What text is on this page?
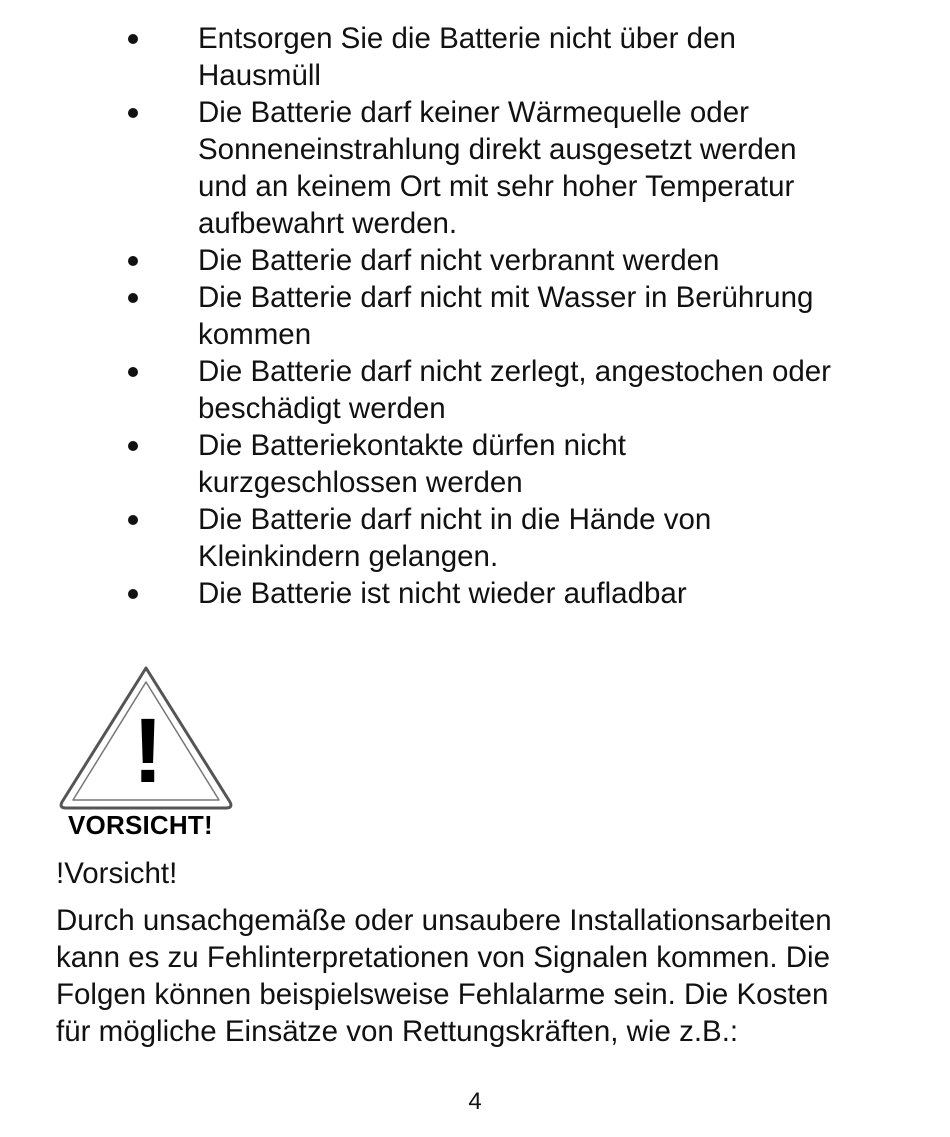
Entsorgen Sie die Batterie nicht über den
Hausmüll
Die Batterie darf keiner Wärmequelle oder
Sonneneinstrahlung direkt ausgesetzt werden
und an keinem Ort mit sehr hoher Temperatur
aufbewahrt werden.
Die Batterie darf nicht verbrannt werden
Die Batterie darf nicht mit Wasser in Berührung
kommen
Die Batterie darf nicht zerlegt, angestochen oder
beschädigt werden
Die Batteriekontakte dürfen nicht
kurzgeschlossen werden
Die Batterie darf nicht in die Hände von
Kleinkindern gelangen.
Die Batterie ist nicht wieder aufladbar
!
VORSICHT!
!Vorsicht!
Durch unsachgemäße oder unsaubere Installationsarbeiten
kann es zu Fehlinterpretationen von Signalen kommen. Die
Folgen können beispielsweise Fehlalarme sein. Die Kosten
für mögliche Einsätze von Rettungskräften, wie z.B.:
4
═══
# PROBLEM DETAILS
Pictures in the data above should not be copied; transcribe everything else exactly.

# REPLY TO THE EXERCISE
What text is on this page?
Entsorgen Sie die Batterie nicht über den
Hausmüll
Die Batterie darf keiner Wärmequelle oder
Sonneneinstrahlung direkt ausgesetzt werden
und an keinem Ort mit sehr hoher Temperatur
aufbewahrt werden.
Die Batterie darf nicht verbrannt werden
Die Batterie darf nicht mit Wasser in Berührung
kommen
Die Batterie darf nicht zerlegt, angestochen oder
beschädigt werden
Die Batteriekontakte dürfen nicht
kurzgeschlossen werden
Die Batterie darf nicht in die Hände von
Kleinkindern gelangen.
Die Batterie ist nicht wieder aufladbar
!
VORSICHT!
!Vorsicht!
Durch unsachgemäße oder unsaubere Installationsarbeiten
kann es zu Fehlinterpretationen von Signalen kommen. Die
Folgen können beispielsweise Fehlalarme sein. Die Kosten
für mögliche Einsätze von Rettungskräften, wie z.B.:
4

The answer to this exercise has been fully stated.